- **Data for processing**:
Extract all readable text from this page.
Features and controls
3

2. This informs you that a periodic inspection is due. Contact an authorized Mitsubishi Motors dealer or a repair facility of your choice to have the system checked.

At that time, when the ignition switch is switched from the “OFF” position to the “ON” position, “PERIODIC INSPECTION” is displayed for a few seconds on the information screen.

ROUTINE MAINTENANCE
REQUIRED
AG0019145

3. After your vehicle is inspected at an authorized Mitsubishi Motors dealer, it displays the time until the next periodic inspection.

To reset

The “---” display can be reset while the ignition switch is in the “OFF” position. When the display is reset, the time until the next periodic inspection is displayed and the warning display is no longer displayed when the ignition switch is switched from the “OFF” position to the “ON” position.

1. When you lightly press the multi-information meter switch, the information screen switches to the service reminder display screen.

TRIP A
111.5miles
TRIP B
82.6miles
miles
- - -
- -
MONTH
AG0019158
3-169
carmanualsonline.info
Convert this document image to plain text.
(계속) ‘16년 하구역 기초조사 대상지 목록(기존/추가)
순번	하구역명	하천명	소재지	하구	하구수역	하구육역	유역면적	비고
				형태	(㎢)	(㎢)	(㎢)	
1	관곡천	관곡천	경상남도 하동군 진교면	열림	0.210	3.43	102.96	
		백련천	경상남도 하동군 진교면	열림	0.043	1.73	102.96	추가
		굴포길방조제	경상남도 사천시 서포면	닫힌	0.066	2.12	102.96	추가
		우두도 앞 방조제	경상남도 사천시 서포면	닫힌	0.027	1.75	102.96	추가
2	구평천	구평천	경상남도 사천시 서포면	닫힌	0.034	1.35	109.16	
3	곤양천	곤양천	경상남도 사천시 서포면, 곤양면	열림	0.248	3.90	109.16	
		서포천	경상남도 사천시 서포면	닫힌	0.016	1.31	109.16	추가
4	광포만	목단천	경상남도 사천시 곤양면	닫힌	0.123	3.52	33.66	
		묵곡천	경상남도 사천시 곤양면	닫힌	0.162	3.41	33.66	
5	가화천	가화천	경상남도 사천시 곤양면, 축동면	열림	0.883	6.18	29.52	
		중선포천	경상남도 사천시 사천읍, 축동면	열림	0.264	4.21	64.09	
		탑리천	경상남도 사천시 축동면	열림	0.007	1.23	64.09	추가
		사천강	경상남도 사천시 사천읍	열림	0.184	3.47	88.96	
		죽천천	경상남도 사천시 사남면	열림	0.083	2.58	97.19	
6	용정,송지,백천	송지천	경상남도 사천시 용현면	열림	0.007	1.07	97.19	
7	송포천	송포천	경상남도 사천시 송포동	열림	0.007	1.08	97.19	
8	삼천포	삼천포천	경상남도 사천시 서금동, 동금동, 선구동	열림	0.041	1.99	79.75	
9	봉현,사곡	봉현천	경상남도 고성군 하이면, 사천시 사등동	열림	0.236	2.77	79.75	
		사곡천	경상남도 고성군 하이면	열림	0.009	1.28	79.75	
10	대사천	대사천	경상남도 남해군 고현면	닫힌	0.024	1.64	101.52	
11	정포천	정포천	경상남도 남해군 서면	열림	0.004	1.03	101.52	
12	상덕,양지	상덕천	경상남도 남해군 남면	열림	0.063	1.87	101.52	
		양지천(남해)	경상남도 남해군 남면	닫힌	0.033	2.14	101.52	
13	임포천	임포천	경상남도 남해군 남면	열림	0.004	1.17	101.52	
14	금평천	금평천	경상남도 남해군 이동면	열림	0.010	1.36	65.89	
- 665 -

- **Direction**:
Return all the data above once more, precisely as given.

- **Finished answer**:
Extract all readable text from this page.
Features and controls
3

2. This informs you that a periodic inspection is due. Contact an authorized Mitsubishi Motors dealer or a repair facility of your choice to have the system checked.

At that time, when the ignition switch is switched from the “OFF” position to the “ON” position, “PERIODIC INSPECTION” is displayed for a few seconds on the information screen.

ROUTINE MAINTENANCE
REQUIRED
AG0019145

3. After your vehicle is inspected at an authorized Mitsubishi Motors dealer, it displays the time until the next periodic inspection.

To reset

The “---” display can be reset while the ignition switch is in the “OFF” position. When the display is reset, the time until the next periodic inspection is displayed and the warning display is no longer displayed when the ignition switch is switched from the “OFF” position to the “ON” position.

1. When you lightly press the multi-information meter switch, the information screen switches to the service reminder display screen.

TRIP A
111.5miles
TRIP B
82.6miles
miles
- - -
- -
MONTH
AG0019158
3-169
carmanualsonline.info
Convert this document image to plain text.
(계속) ‘16년 하구역 기초조사 대상지 목록(기존/추가)
순번	하구역명	하천명	소재지	하구	하구수역	하구육역	유역면적	비고
				형태	(㎢)	(㎢)	(㎢)	
1	관곡천	관곡천	경상남도 하동군 진교면	열림	0.210	3.43	102.96	
		백련천	경상남도 하동군 진교면	열림	0.043	1.73	102.96	추가
		굴포길방조제	경상남도 사천시 서포면	닫힌	0.066	2.12	102.96	추가
		우두도 앞 방조제	경상남도 사천시 서포면	닫힌	0.027	1.75	102.96	추가
2	구평천	구평천	경상남도 사천시 서포면	닫힌	0.034	1.35	109.16	
3	곤양천	곤양천	경상남도 사천시 서포면, 곤양면	열림	0.248	3.90	109.16	
		서포천	경상남도 사천시 서포면	닫힌	0.016	1.31	109.16	추가
4	광포만	목단천	경상남도 사천시 곤양면	닫힌	0.123	3.52	33.66	
		묵곡천	경상남도 사천시 곤양면	닫힌	0.162	3.41	33.66	
5	가화천	가화천	경상남도 사천시 곤양면, 축동면	열림	0.883	6.18	29.52	
		중선포천	경상남도 사천시 사천읍, 축동면	열림	0.264	4.21	64.09	
		탑리천	경상남도 사천시 축동면	열림	0.007	1.23	64.09	추가
		사천강	경상남도 사천시 사천읍	열림	0.184	3.47	88.96	
		죽천천	경상남도 사천시 사남면	열림	0.083	2.58	97.19	
6	용정,송지,백천	송지천	경상남도 사천시 용현면	열림	0.007	1.07	97.19	
7	송포천	송포천	경상남도 사천시 송포동	열림	0.007	1.08	97.19	
8	삼천포	삼천포천	경상남도 사천시 서금동, 동금동, 선구동	열림	0.041	1.99	79.75	
9	봉현,사곡	봉현천	경상남도 고성군 하이면, 사천시 사등동	열림	0.236	2.77	79.75	
		사곡천	경상남도 고성군 하이면	열림	0.009	1.28	79.75	
10	대사천	대사천	경상남도 남해군 고현면	닫힌	0.024	1.64	101.52	
11	정포천	정포천	경상남도 남해군 서면	열림	0.004	1.03	101.52	
12	상덕,양지	상덕천	경상남도 남해군 남면	열림	0.063	1.87	101.52	
		양지천(남해)	경상남도 남해군 남면	닫힌	0.033	2.14	101.52	
13	임포천	임포천	경상남도 남해군 남면	열림	0.004	1.17	101.52	
14	금평천	금평천	경상남도 남해군 이동면	열림	0.010	1.36	65.89	
- 665 -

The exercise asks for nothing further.